**INSTRUCTIONS TO FOLLOW**
Quote the entries in full, character for character, without their images.

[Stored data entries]
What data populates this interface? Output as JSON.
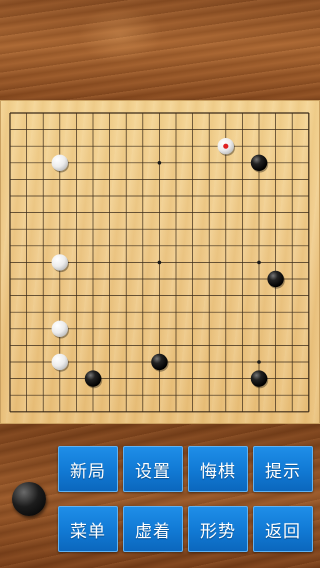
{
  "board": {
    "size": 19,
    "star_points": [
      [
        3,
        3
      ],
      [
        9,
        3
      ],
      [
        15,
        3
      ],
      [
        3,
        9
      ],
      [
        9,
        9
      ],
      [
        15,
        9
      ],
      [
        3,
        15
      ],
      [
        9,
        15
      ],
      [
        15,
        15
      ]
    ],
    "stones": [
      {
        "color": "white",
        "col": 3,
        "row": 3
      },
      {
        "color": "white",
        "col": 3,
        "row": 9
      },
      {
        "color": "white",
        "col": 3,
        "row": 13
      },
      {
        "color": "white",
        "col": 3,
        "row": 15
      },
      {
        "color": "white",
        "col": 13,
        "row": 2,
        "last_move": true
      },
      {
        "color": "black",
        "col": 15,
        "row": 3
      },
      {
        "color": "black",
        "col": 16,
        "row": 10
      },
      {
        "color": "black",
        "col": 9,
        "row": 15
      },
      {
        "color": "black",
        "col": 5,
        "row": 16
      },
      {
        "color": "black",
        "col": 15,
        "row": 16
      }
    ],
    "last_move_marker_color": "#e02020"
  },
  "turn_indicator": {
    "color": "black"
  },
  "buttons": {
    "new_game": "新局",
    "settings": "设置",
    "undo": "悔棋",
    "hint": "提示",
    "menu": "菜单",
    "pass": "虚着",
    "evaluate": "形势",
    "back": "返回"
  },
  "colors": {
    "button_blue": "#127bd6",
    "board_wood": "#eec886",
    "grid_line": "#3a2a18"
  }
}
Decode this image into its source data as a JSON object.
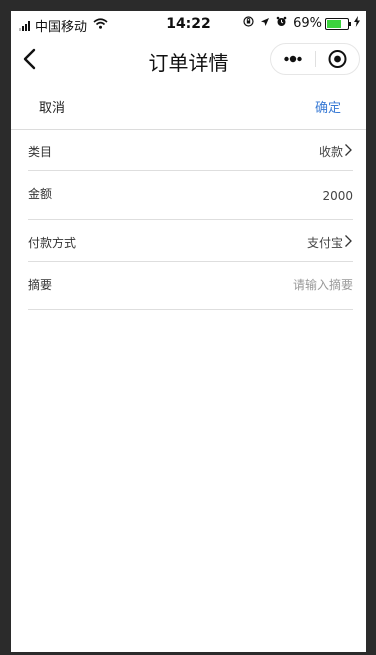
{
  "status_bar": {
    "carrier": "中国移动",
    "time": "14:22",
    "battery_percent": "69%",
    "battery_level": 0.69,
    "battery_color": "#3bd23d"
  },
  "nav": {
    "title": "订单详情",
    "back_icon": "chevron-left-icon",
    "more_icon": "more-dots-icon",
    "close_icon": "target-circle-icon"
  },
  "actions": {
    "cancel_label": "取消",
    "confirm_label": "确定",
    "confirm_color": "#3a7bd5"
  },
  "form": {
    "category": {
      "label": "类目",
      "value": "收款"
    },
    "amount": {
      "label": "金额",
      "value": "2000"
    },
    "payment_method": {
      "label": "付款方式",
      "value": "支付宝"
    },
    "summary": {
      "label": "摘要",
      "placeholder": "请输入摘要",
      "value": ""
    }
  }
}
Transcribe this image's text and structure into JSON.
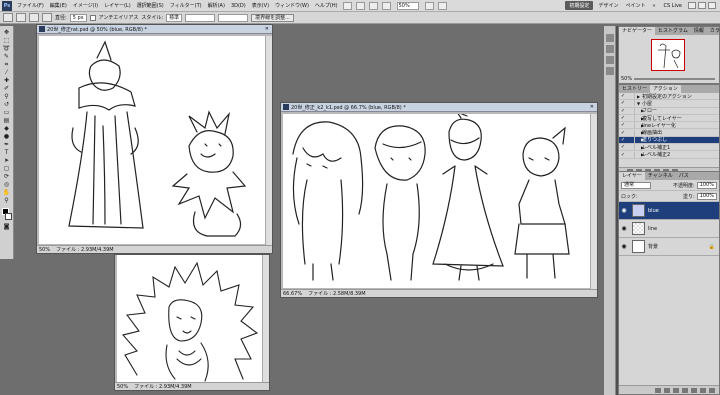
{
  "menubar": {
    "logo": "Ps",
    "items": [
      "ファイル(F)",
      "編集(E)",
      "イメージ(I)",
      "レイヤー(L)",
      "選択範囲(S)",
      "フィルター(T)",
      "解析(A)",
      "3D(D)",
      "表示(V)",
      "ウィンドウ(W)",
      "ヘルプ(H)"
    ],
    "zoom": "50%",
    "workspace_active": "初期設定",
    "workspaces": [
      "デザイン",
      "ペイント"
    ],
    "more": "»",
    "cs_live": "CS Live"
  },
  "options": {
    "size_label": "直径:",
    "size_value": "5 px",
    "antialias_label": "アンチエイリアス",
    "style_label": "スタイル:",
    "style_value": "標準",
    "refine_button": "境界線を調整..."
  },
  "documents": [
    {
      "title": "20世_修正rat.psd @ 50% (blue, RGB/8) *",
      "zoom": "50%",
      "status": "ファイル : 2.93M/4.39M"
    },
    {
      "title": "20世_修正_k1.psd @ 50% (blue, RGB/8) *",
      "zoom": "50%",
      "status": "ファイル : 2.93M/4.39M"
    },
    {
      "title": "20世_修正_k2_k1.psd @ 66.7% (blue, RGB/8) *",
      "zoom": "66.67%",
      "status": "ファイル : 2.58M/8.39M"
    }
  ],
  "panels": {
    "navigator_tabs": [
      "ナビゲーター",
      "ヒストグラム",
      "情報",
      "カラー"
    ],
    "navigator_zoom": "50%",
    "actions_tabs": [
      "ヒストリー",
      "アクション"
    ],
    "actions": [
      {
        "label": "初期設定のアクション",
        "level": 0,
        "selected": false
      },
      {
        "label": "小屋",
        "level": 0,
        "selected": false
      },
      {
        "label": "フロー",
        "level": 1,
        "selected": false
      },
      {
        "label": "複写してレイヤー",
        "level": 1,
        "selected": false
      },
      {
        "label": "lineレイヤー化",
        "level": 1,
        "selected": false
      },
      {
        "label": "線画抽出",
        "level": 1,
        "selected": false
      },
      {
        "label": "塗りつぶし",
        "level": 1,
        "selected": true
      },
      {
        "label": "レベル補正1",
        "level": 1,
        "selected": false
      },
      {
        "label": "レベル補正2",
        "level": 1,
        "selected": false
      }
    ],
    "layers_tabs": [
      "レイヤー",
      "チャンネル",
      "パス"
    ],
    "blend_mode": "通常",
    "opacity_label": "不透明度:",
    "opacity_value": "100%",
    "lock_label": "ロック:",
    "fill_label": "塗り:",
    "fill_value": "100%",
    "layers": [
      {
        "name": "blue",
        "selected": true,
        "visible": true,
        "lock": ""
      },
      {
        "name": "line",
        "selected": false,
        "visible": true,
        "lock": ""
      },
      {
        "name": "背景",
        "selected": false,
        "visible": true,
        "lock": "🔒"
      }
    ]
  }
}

**EXERCISE RESPONSE**
What data populates this interface? Output as JSON.
{
  "board": {
    "size": 19,
    "star_points": [
      [
        3,
        3
      ],
      [
        9,
        3
      ],
      [
        15,
        3
      ],
      [
        3,
        9
      ],
      [
        9,
        9
      ],
      [
        15,
        9
      ],
      [
        3,
        15
      ],
      [
        9,
        15
      ],
      [
        15,
        15
      ]
    ],
    "stones": [
      {
        "color": "white",
        "col": 3,
        "row": 3
      },
      {
        "color": "white",
        "col": 3,
        "row": 9
      },
      {
        "color": "white",
        "col": 3,
        "row": 13
      },
      {
        "color": "white",
        "col": 3,
        "row": 15
      },
      {
        "color": "white",
        "col": 13,
        "row": 2,
        "last_move": true
      },
      {
        "color": "black",
        "col": 15,
        "row": 3
      },
      {
        "color": "black",
        "col": 16,
        "row": 10
      },
      {
        "color": "black",
        "col": 9,
        "row": 15
      },
      {
        "color": "black",
        "col": 5,
        "row": 16
      },
      {
        "color": "black",
        "col": 15,
        "row": 16
      }
    ],
    "last_move_marker_color": "#e02020"
  },
  "turn_indicator": {
    "color": "black"
  },
  "buttons": {
    "new_game": "新局",
    "settings": "设置",
    "undo": "悔棋",
    "hint": "提示",
    "menu": "菜单",
    "pass": "虚着",
    "evaluate": "形势",
    "back": "返回"
  },
  "colors": {
    "button_blue": "#127bd6",
    "board_wood": "#eec886",
    "grid_line": "#3a2a18"
  }
}
Decode this image into its source data as a JSON object.
{
  "status_bar": {
    "carrier": "中国移动",
    "time": "14:22",
    "battery_percent": "69%",
    "battery_level": 0.69,
    "battery_color": "#3bd23d"
  },
  "nav": {
    "title": "订单详情",
    "back_icon": "chevron-left-icon",
    "more_icon": "more-dots-icon",
    "close_icon": "target-circle-icon"
  },
  "actions": {
    "cancel_label": "取消",
    "confirm_label": "确定",
    "confirm_color": "#3a7bd5"
  },
  "form": {
    "category": {
      "label": "类目",
      "value": "收款"
    },
    "amount": {
      "label": "金额",
      "value": "2000"
    },
    "payment_method": {
      "label": "付款方式",
      "value": "支付宝"
    },
    "summary": {
      "label": "摘要",
      "placeholder": "请输入摘要",
      "value": ""
    }
  }
}
Transcribe this image's text and structure into JSON.
{
  "menubar": {
    "logo": "Ps",
    "items": [
      "ファイル(F)",
      "編集(E)",
      "イメージ(I)",
      "レイヤー(L)",
      "選択範囲(S)",
      "フィルター(T)",
      "解析(A)",
      "3D(D)",
      "表示(V)",
      "ウィンドウ(W)",
      "ヘルプ(H)"
    ],
    "zoom": "50%",
    "workspace_active": "初期設定",
    "workspaces": [
      "デザイン",
      "ペイント"
    ],
    "more": "»",
    "cs_live": "CS Live"
  },
  "options": {
    "size_label": "直径:",
    "size_value": "5 px",
    "antialias_label": "アンチエイリアス",
    "style_label": "スタイル:",
    "style_value": "標準",
    "refine_button": "境界線を調整..."
  },
  "documents": [
    {
      "title": "20世_修正rat.psd @ 50% (blue, RGB/8) *",
      "zoom": "50%",
      "status": "ファイル : 2.93M/4.39M"
    },
    {
      "title": "20世_修正_k1.psd @ 50% (blue, RGB/8) *",
      "zoom": "50%",
      "status": "ファイル : 2.93M/4.39M"
    },
    {
      "title": "20世_修正_k2_k1.psd @ 66.7% (blue, RGB/8) *",
      "zoom": "66.67%",
      "status": "ファイル : 2.58M/8.39M"
    }
  ],
  "panels": {
    "navigator_tabs": [
      "ナビゲーター",
      "ヒストグラム",
      "情報",
      "カラー"
    ],
    "navigator_zoom": "50%",
    "actions_tabs": [
      "ヒストリー",
      "アクション"
    ],
    "actions": [
      {
        "label": "初期設定のアクション",
        "level": 0,
        "selected": false
      },
      {
        "label": "小屋",
        "level": 0,
        "selected": false
      },
      {
        "label": "フロー",
        "level": 1,
        "selected": false
      },
      {
        "label": "複写してレイヤー",
        "level": 1,
        "selected": false
      },
      {
        "label": "lineレイヤー化",
        "level": 1,
        "selected": false
      },
      {
        "label": "線画抽出",
        "level": 1,
        "selected": false
      },
      {
        "label": "塗りつぶし",
        "level": 1,
        "selected": true
      },
      {
        "label": "レベル補正1",
        "level": 1,
        "selected": false
      },
      {
        "label": "レベル補正2",
        "level": 1,
        "selected": false
      }
    ],
    "layers_tabs": [
      "レイヤー",
      "チャンネル",
      "パス"
    ],
    "blend_mode": "通常",
    "opacity_label": "不透明度:",
    "opacity_value": "100%",
    "lock_label": "ロック:",
    "fill_label": "塗り:",
    "fill_value": "100%",
    "layers": [
      {
        "name": "blue",
        "selected": true,
        "visible": true,
        "lock": ""
      },
      {
        "name": "line",
        "selected": false,
        "visible": true,
        "lock": ""
      },
      {
        "name": "背景",
        "selected": false,
        "visible": true,
        "lock": "🔒"
      }
    ]
  }
}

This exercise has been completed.